■ **Instructions for the task**
Starting at the line that has "sidebar-item[interactable]: 框架: [0, 915, 367, 963]" and stopping after the line that has "gw-input[interactable]: [1238, 337, 1333, 360]", write out those lines of the data with "sidebar-item" renamed to "menu-item" and nothing else changed.

■ **Supplied information**
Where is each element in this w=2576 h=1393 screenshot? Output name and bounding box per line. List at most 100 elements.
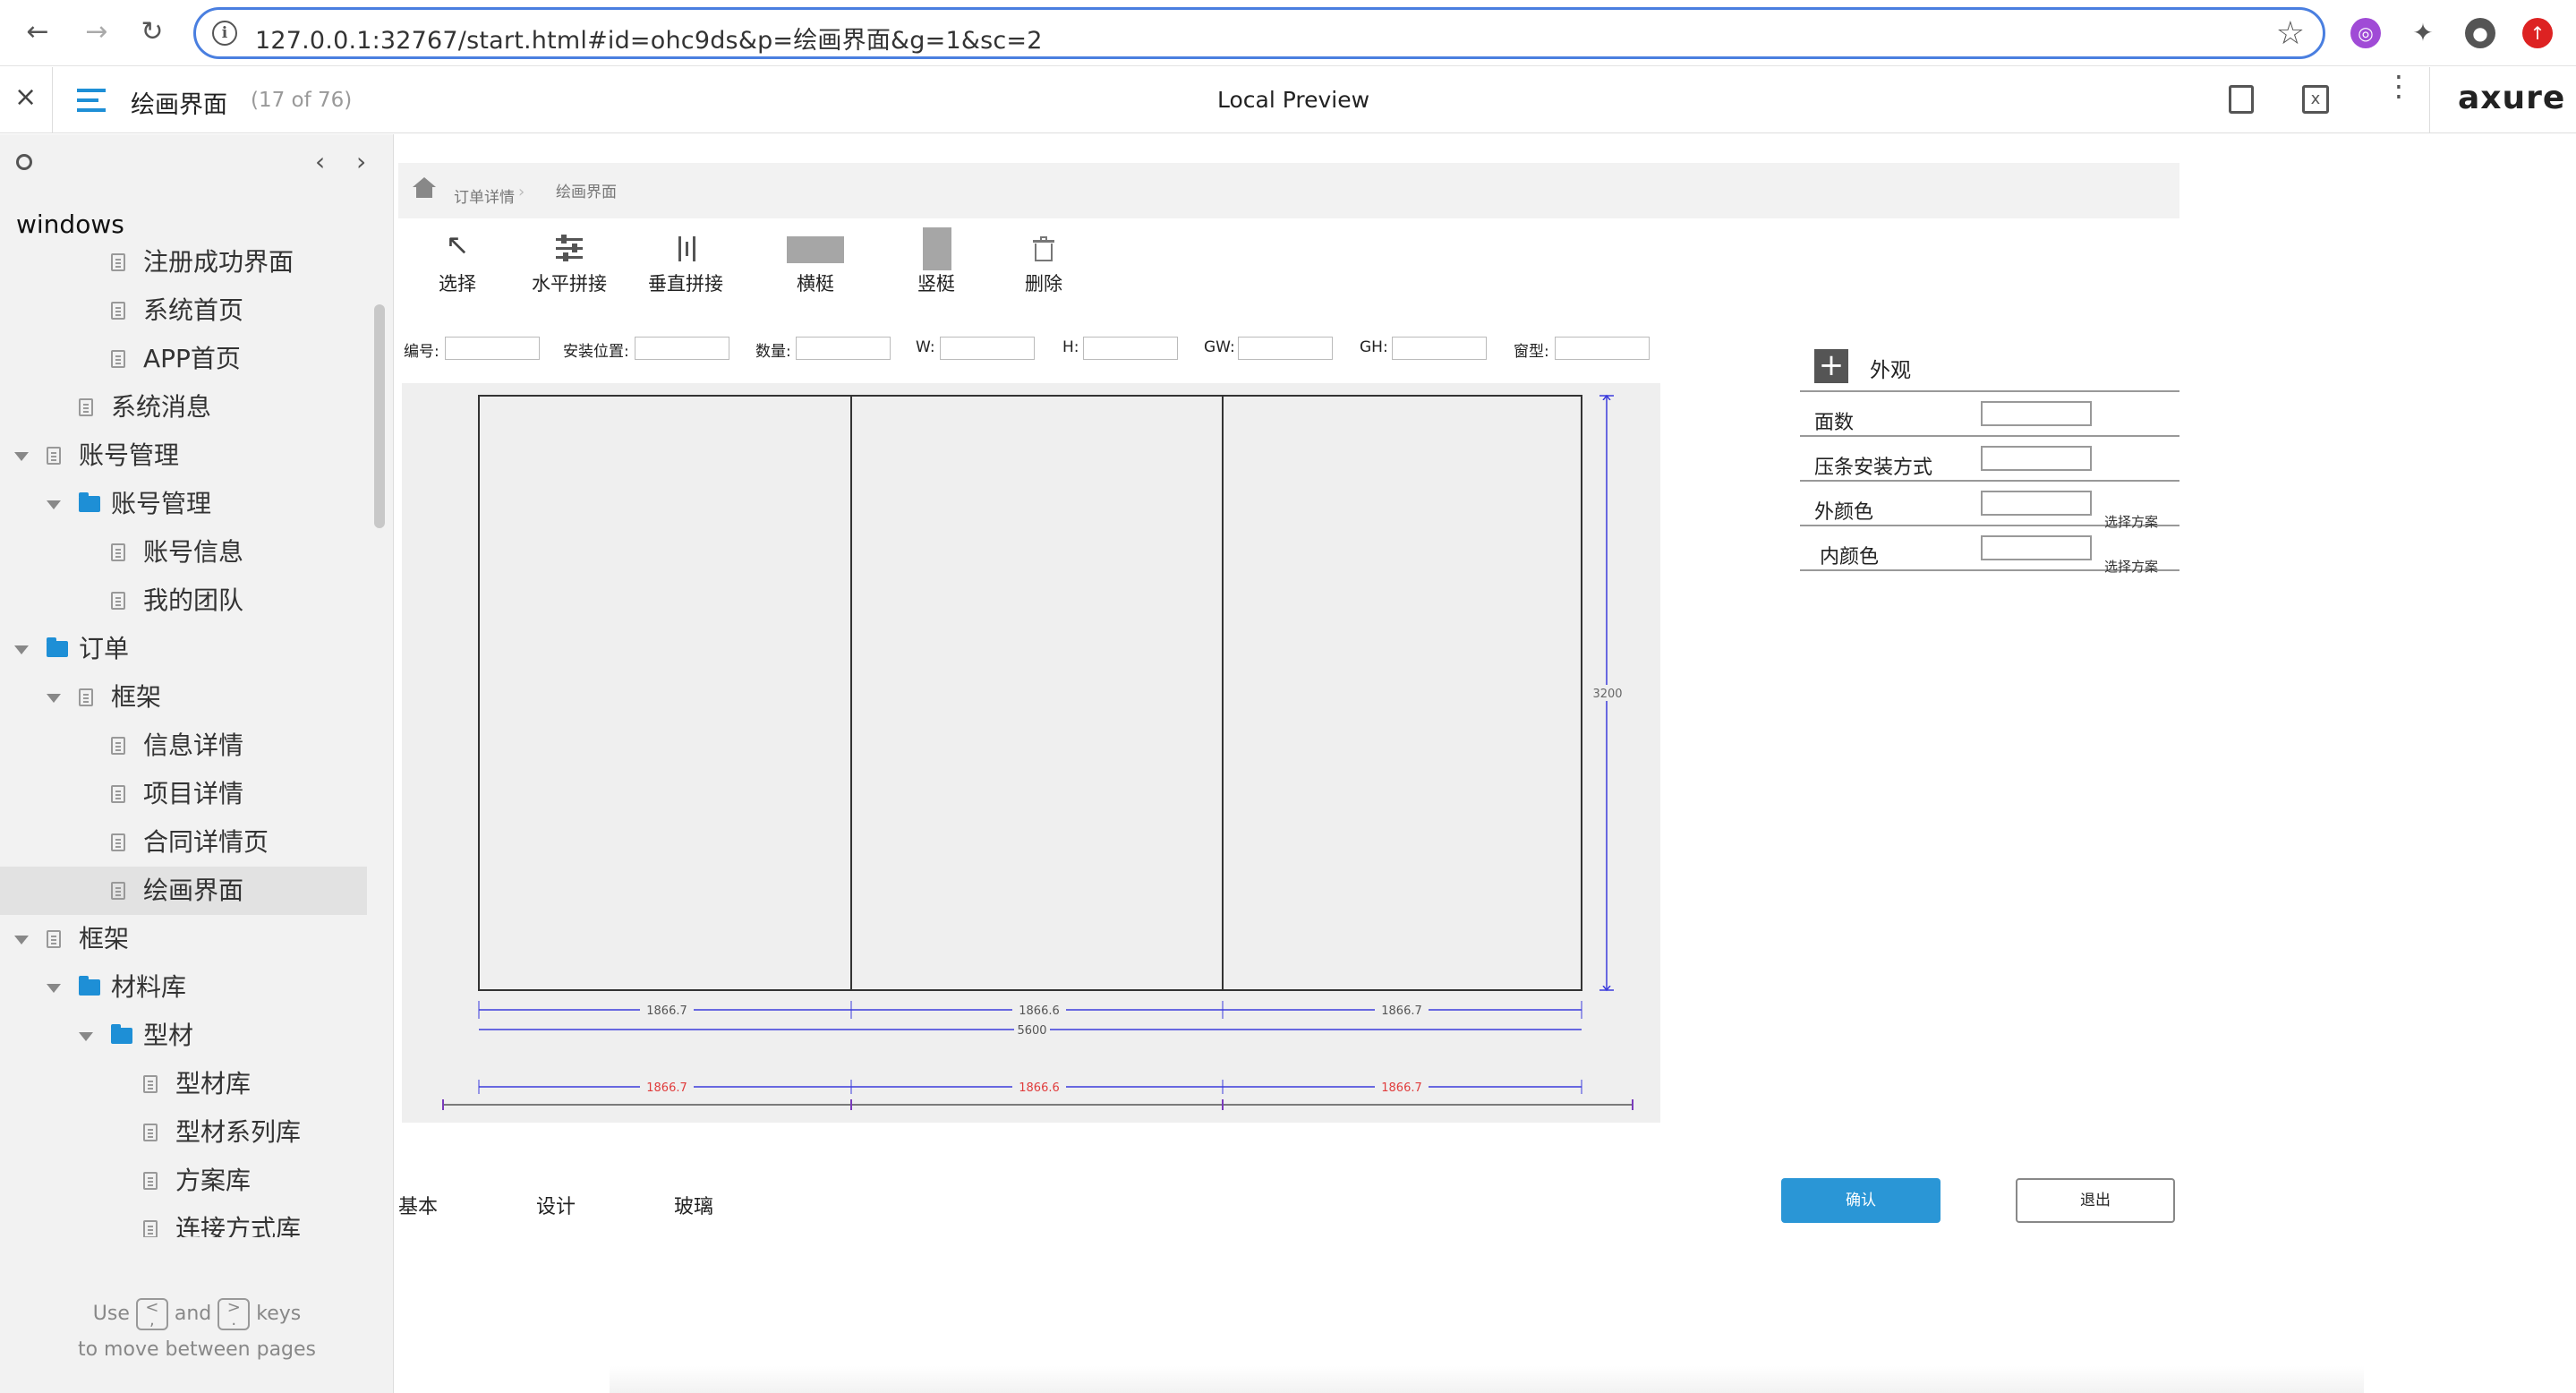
sidebar-item[interactable]: 框架: [0, 915, 367, 963]
outer-color-input[interactable]: [1981, 491, 2092, 516]
expand-toggle-icon[interactable]: [47, 500, 61, 509]
sidebar-item[interactable]: 系统消息: [0, 383, 367, 432]
forward-icon[interactable]: →: [79, 14, 115, 50]
sidebar-item[interactable]: 型材库: [0, 1060, 367, 1108]
gw-input[interactable]: [1238, 337, 1333, 360]
puzzle-icon[interactable]: ✦: [2408, 18, 2438, 48]
sidebar-item[interactable]: 型材系列库: [0, 1108, 367, 1157]
bottom-dimensions: 1866.7 1866.6 1866.7: [442, 1080, 1633, 1110]
exit-button[interactable]: 退出: [2016, 1178, 2175, 1223]
url-text: 127.0.0.1:32767/start.html#id=ohc9ds&p=绘…: [255, 27, 1043, 55]
sidebar-item[interactable]: 注册界面: [0, 226, 367, 238]
sidebar-item-label: 框架: [79, 924, 130, 953]
sidebar-item[interactable]: 订单: [0, 625, 367, 673]
close-icon[interactable]: ×: [14, 81, 37, 113]
sidebar-item[interactable]: 系统首页: [0, 286, 367, 335]
faces-label: 面数: [1814, 412, 1855, 434]
inner-color-input[interactable]: [1981, 535, 2092, 560]
page-count: (17 of 76): [251, 89, 353, 112]
sidebar-item-label: 订单: [79, 634, 130, 663]
inner-color-choose-link[interactable]: 选择方案: [2104, 557, 2158, 576]
back-icon[interactable]: ←: [20, 14, 55, 50]
page-icon: [111, 543, 125, 561]
search-icon[interactable]: [16, 154, 32, 170]
tab-basic[interactable]: 基本: [398, 1191, 438, 1219]
sidebar-item-label: 型材: [143, 1021, 194, 1050]
sidebar-item[interactable]: 账号管理: [0, 432, 367, 480]
sidebar-item[interactable]: 框架: [0, 673, 367, 722]
update-icon[interactable]: ↑: [2522, 18, 2553, 48]
site-info-icon[interactable]: i: [212, 21, 237, 46]
axure-logo: axure: [2458, 80, 2566, 116]
expand-toggle-icon[interactable]: [79, 1032, 93, 1041]
sidebar-item[interactable]: 注册成功界面: [0, 238, 367, 286]
sidebar-item[interactable]: 方案库: [0, 1157, 367, 1205]
prev-page-icon[interactable]: ‹: [315, 147, 325, 176]
sidebar-item[interactable]: APP首页: [0, 335, 367, 383]
confirm-button[interactable]: 确认: [1781, 1178, 1941, 1223]
sidebar-item[interactable]: 材料库: [0, 963, 367, 1012]
sidebar-item[interactable]: 合同详情页: [0, 818, 367, 867]
next-page-icon[interactable]: ›: [356, 147, 366, 176]
address-bar[interactable]: i 127.0.0.1:32767/start.html#id=ohc9ds&p…: [193, 7, 2325, 59]
tool-vertical-join[interactable]: 垂直拼接: [636, 233, 735, 295]
sidebar-item[interactable]: 信息详情: [0, 722, 367, 770]
prototype-canvas: 订单详情 › 绘画界面 ↖ 选择 水平拼接 垂直拼接 横梃 竖梃 删除 编号: …: [395, 134, 2576, 1393]
expand-toggle-icon[interactable]: [47, 984, 61, 993]
width-input[interactable]: [940, 337, 1035, 360]
page-title: 绘画界面: [131, 91, 227, 119]
number-input[interactable]: [445, 337, 540, 360]
height-input[interactable]: [1083, 337, 1178, 360]
page-icon: [79, 688, 93, 706]
sitemap-tree: 注册界面注册成功界面系统首页APP首页系统消息账号管理账号管理账号信息我的团队订…: [0, 226, 367, 1237]
sidebar-item[interactable]: 账号信息: [0, 528, 367, 577]
faces-input[interactable]: [1981, 401, 2092, 426]
expand-toggle-icon[interactable]: [47, 694, 61, 703]
folder-icon: [79, 976, 100, 996]
bookmark-star-icon[interactable]: ☆: [2276, 15, 2305, 52]
breadcrumb-home[interactable]: 订单详情: [454, 184, 515, 207]
quantity-input[interactable]: [796, 337, 891, 360]
breadcrumb-separator: ›: [518, 183, 525, 201]
tool-delete[interactable]: 删除: [1012, 233, 1075, 295]
install-location-input[interactable]: [635, 337, 729, 360]
sitemap-menu-icon[interactable]: [77, 89, 106, 112]
panel-row-faces: 面数: [1800, 392, 2179, 437]
reload-icon[interactable]: ↻: [134, 14, 170, 50]
sidebar-item[interactable]: 型材: [0, 1012, 367, 1060]
sidebar-item[interactable]: 项目详情: [0, 770, 367, 818]
profile-avatar-icon[interactable]: ●: [2465, 18, 2495, 48]
inspect-icon[interactable]: x: [2302, 85, 2329, 114]
sidebar-item[interactable]: 连接方式库: [0, 1205, 367, 1237]
window-type-input[interactable]: [1555, 337, 1650, 360]
home-icon[interactable]: [413, 177, 436, 187]
drawing-canvas[interactable]: 3200 1866.7 1866.6 1866.7 5600 1866.7 18…: [402, 383, 1660, 1123]
more-options-icon[interactable]: ⋮: [2384, 72, 2413, 100]
sidebar-item-label: 账号信息: [143, 537, 244, 567]
page-icon: [143, 1124, 158, 1141]
add-icon[interactable]: +: [1814, 349, 1848, 383]
expand-toggle-icon[interactable]: [14, 452, 29, 461]
gh-input[interactable]: [1392, 337, 1487, 360]
tool-select[interactable]: ↖ 选择: [422, 230, 493, 295]
sidebar-item[interactable]: 绘画界面: [0, 867, 367, 915]
tool-transom[interactable]: 横梃: [771, 233, 860, 295]
field-label-w: W:: [916, 338, 935, 356]
tab-design[interactable]: 设计: [536, 1191, 576, 1219]
tool-mullion[interactable]: 竖梃: [905, 227, 968, 295]
tool-horizontal-join[interactable]: 水平拼接: [520, 233, 618, 295]
sidebar-item[interactable]: 账号管理: [0, 480, 367, 528]
field-label-h: H:: [1062, 338, 1079, 356]
sidebar-scrollbar[interactable]: [374, 304, 385, 528]
sidebar-item-label: APP首页: [143, 344, 241, 373]
page-icon: [111, 253, 125, 271]
extension-icon[interactable]: ◎: [2350, 18, 2381, 48]
height-dim-label: 3200: [1592, 688, 1622, 701]
notes-icon[interactable]: [2229, 85, 2254, 114]
tab-glass[interactable]: 玻璃: [674, 1191, 713, 1219]
expand-toggle-icon[interactable]: [14, 936, 29, 944]
expand-toggle-icon[interactable]: [14, 645, 29, 654]
sidebar-item[interactable]: 我的团队: [0, 577, 367, 625]
bead-install-input[interactable]: [1981, 446, 2092, 471]
height-dimension: 3200: [1592, 396, 1623, 990]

■ **Solution to the exercise**
menu-item[interactable]: 框架: [0, 915, 367, 963]
outer-color-input[interactable]: [1981, 491, 2092, 516]
expand-toggle-icon[interactable]: [47, 500, 61, 509]
menu-item[interactable]: 系统消息: [0, 383, 367, 432]
forward-icon[interactable]: →: [79, 14, 115, 50]
menu-item[interactable]: 型材库: [0, 1060, 367, 1108]
gw-input[interactable]: [1238, 337, 1333, 360]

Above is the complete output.